Data records:
▬▬▬▬▬▬
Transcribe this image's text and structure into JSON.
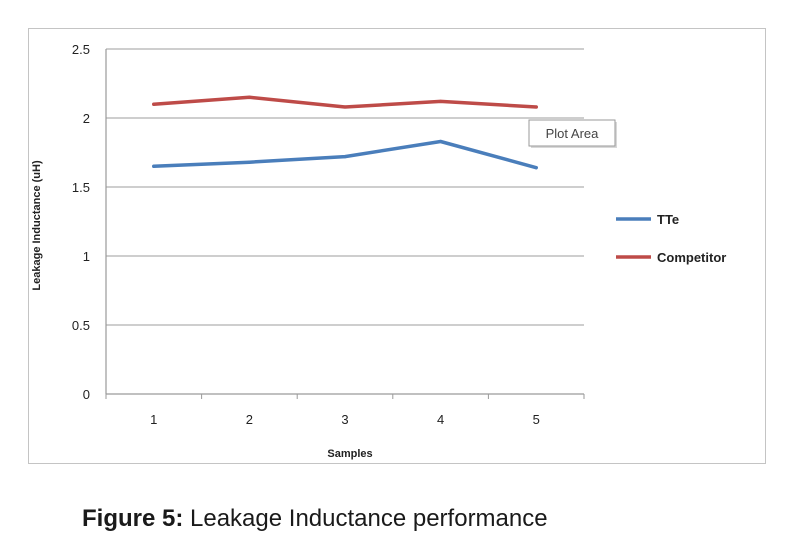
{
  "chart_data": {
    "type": "line",
    "title": "",
    "xlabel": "Samples",
    "ylabel": "Leakage Inductance (uH)",
    "categories": [
      "1",
      "2",
      "3",
      "4",
      "5"
    ],
    "ylim": [
      0,
      2.5
    ],
    "yticks": [
      "0",
      "0.5",
      "1",
      "1.5",
      "2",
      "2.5"
    ],
    "grid": true,
    "legend_position": "right",
    "series": [
      {
        "name": "TTe",
        "color": "#4a7ebb",
        "values": [
          1.65,
          1.68,
          1.72,
          1.83,
          1.64
        ]
      },
      {
        "name": "Competitor",
        "color": "#be4b48",
        "values": [
          2.1,
          2.15,
          2.08,
          2.12,
          2.08
        ]
      }
    ],
    "tooltip": "Plot Area"
  },
  "caption": {
    "label": "Figure 5:",
    "text": "Leakage Inductance performance"
  }
}
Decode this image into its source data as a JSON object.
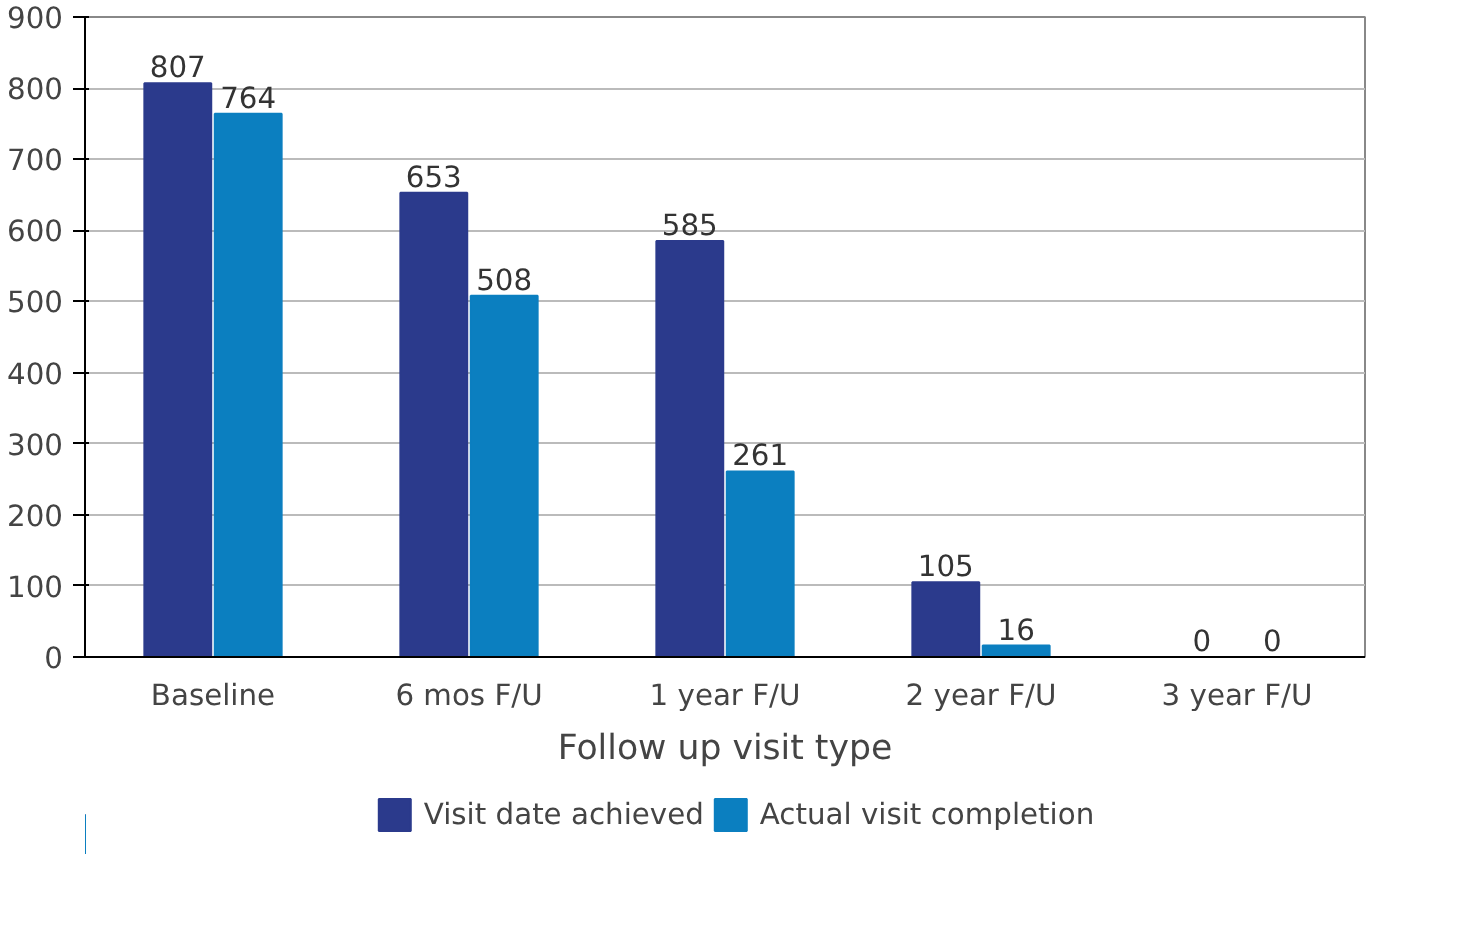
{
  "chart_data": {
    "type": "bar",
    "xlabel": "Follow up visit type",
    "categories": [
      "Baseline",
      "6 mos F/U",
      "1 year F/U",
      "2 year F/U",
      "3 year F/U"
    ],
    "series": [
      {
        "name": "Visit date achieved",
        "color": "#2b3a8c",
        "values": [
          807,
          653,
          585,
          105,
          0
        ]
      },
      {
        "name": "Actual visit completion",
        "color": "#0b7fc0",
        "values": [
          764,
          508,
          261,
          16,
          0
        ]
      }
    ],
    "ylim": [
      0,
      900
    ],
    "yticks": [
      0,
      100,
      200,
      300,
      400,
      500,
      600,
      700,
      800,
      900
    ],
    "grid": "y",
    "legend": "bottom",
    "data_labels": true
  }
}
▬▬▬▬▬▬
▶ [What is required]
Repeat the entries exactly. Pictures are excluded from the copy.

▶ [Task response]
Transcribe this image's text and structure into JSON.
{
  "chart_data": {
    "type": "line",
    "title": "",
    "xlabel": "Samples",
    "ylabel": "Leakage Inductance (uH)",
    "categories": [
      "1",
      "2",
      "3",
      "4",
      "5"
    ],
    "ylim": [
      0,
      2.5
    ],
    "yticks": [
      "0",
      "0.5",
      "1",
      "1.5",
      "2",
      "2.5"
    ],
    "grid": true,
    "legend_position": "right",
    "series": [
      {
        "name": "TTe",
        "color": "#4a7ebb",
        "values": [
          1.65,
          1.68,
          1.72,
          1.83,
          1.64
        ]
      },
      {
        "name": "Competitor",
        "color": "#be4b48",
        "values": [
          2.1,
          2.15,
          2.08,
          2.12,
          2.08
        ]
      }
    ],
    "tooltip": "Plot Area"
  },
  "caption": {
    "label": "Figure 5:",
    "text": "Leakage Inductance performance"
  }
}
Decode this image into its source data as a JSON object.
{
  "chart_data": {
    "type": "bar",
    "xlabel": "Follow up visit type",
    "categories": [
      "Baseline",
      "6 mos F/U",
      "1 year F/U",
      "2 year F/U",
      "3 year F/U"
    ],
    "series": [
      {
        "name": "Visit date achieved",
        "color": "#2b3a8c",
        "values": [
          807,
          653,
          585,
          105,
          0
        ]
      },
      {
        "name": "Actual visit completion",
        "color": "#0b7fc0",
        "values": [
          764,
          508,
          261,
          16,
          0
        ]
      }
    ],
    "ylim": [
      0,
      900
    ],
    "yticks": [
      0,
      100,
      200,
      300,
      400,
      500,
      600,
      700,
      800,
      900
    ],
    "grid": "y",
    "legend": "bottom",
    "data_labels": true
  }
}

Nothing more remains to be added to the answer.